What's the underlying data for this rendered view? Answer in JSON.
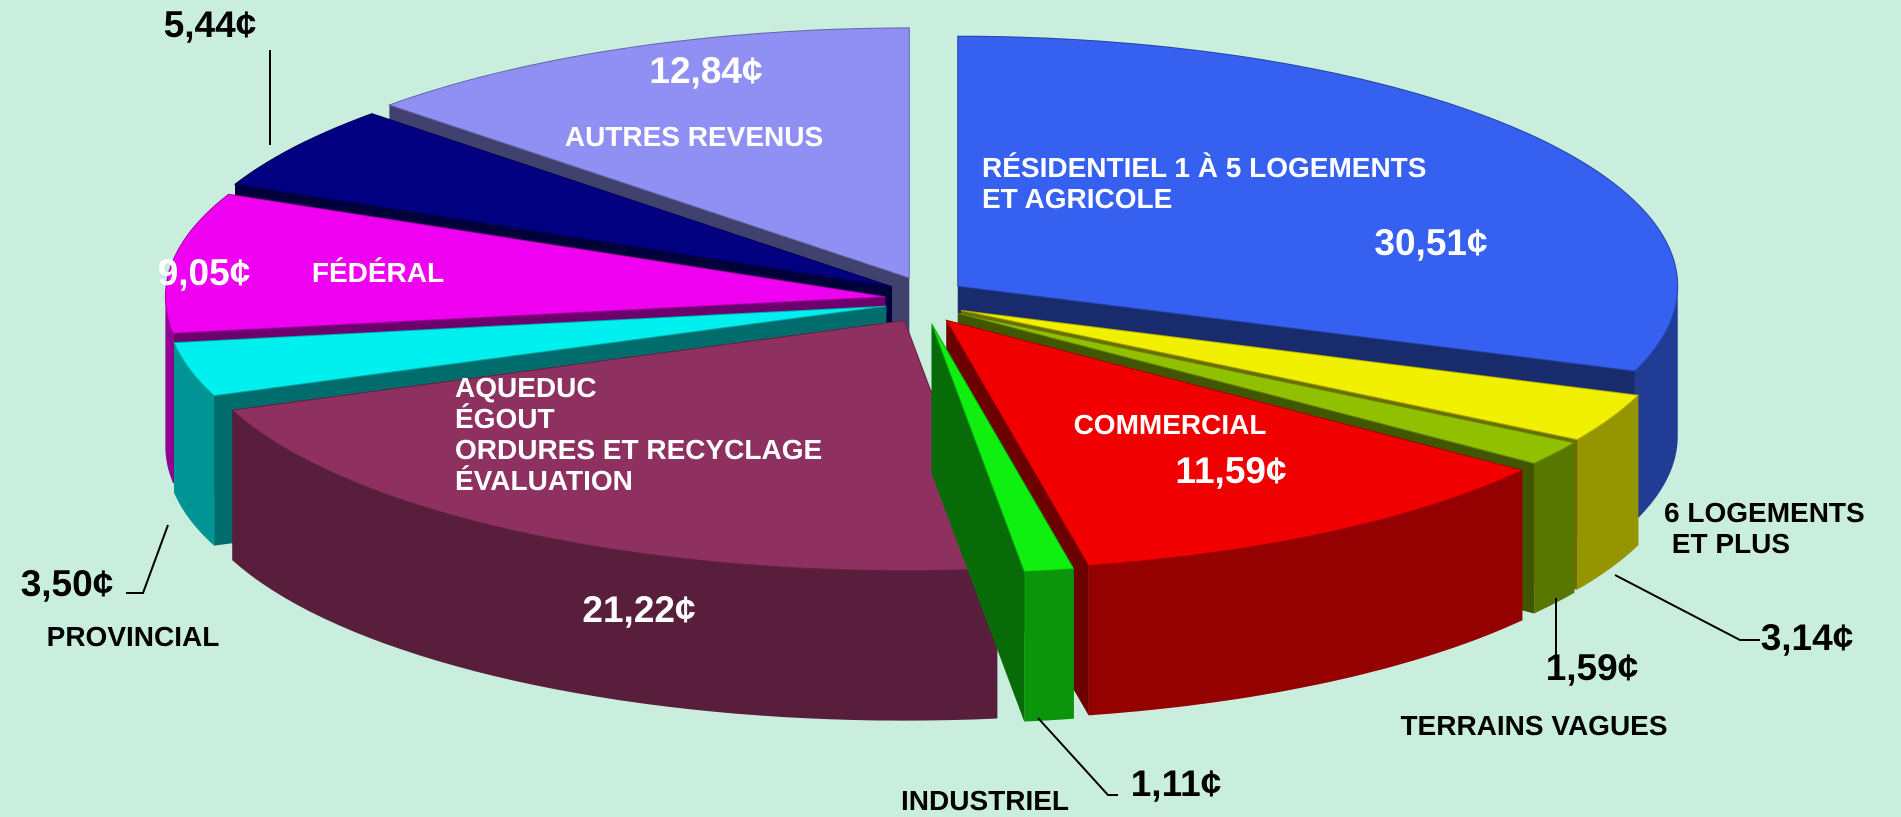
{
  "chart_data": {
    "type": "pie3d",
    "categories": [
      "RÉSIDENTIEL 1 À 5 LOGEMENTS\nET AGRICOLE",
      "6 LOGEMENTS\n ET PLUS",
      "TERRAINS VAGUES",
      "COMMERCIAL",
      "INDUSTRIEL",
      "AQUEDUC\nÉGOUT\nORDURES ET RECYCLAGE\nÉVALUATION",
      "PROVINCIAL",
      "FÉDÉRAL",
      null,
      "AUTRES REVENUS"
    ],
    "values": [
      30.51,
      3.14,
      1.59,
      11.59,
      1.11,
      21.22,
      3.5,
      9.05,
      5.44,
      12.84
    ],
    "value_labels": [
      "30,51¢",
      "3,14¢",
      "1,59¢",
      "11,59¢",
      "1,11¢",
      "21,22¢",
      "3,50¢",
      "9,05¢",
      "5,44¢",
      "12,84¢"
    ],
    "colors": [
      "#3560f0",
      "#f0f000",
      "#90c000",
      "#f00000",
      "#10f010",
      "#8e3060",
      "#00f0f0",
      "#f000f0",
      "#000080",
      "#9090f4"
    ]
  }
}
────
Pictures in the records must not appear in the copy; transcribe everything else precisely.

What's the underlying data for this rendered view? Answer in JSON.
{
  "chart_data": {
    "type": "pie3d",
    "categories": [
      "RÉSIDENTIEL 1 À 5 LOGEMENTS\nET AGRICOLE",
      "6 LOGEMENTS\n ET PLUS",
      "TERRAINS VAGUES",
      "COMMERCIAL",
      "INDUSTRIEL",
      "AQUEDUC\nÉGOUT\nORDURES ET RECYCLAGE\nÉVALUATION",
      "PROVINCIAL",
      "FÉDÉRAL",
      null,
      "AUTRES REVENUS"
    ],
    "values": [
      30.51,
      3.14,
      1.59,
      11.59,
      1.11,
      21.22,
      3.5,
      9.05,
      5.44,
      12.84
    ],
    "value_labels": [
      "30,51¢",
      "3,14¢",
      "1,59¢",
      "11,59¢",
      "1,11¢",
      "21,22¢",
      "3,50¢",
      "9,05¢",
      "5,44¢",
      "12,84¢"
    ],
    "colors": [
      "#3560f0",
      "#f0f000",
      "#90c000",
      "#f00000",
      "#10f010",
      "#8e3060",
      "#00f0f0",
      "#f000f0",
      "#000080",
      "#9090f4"
    ]
  }
}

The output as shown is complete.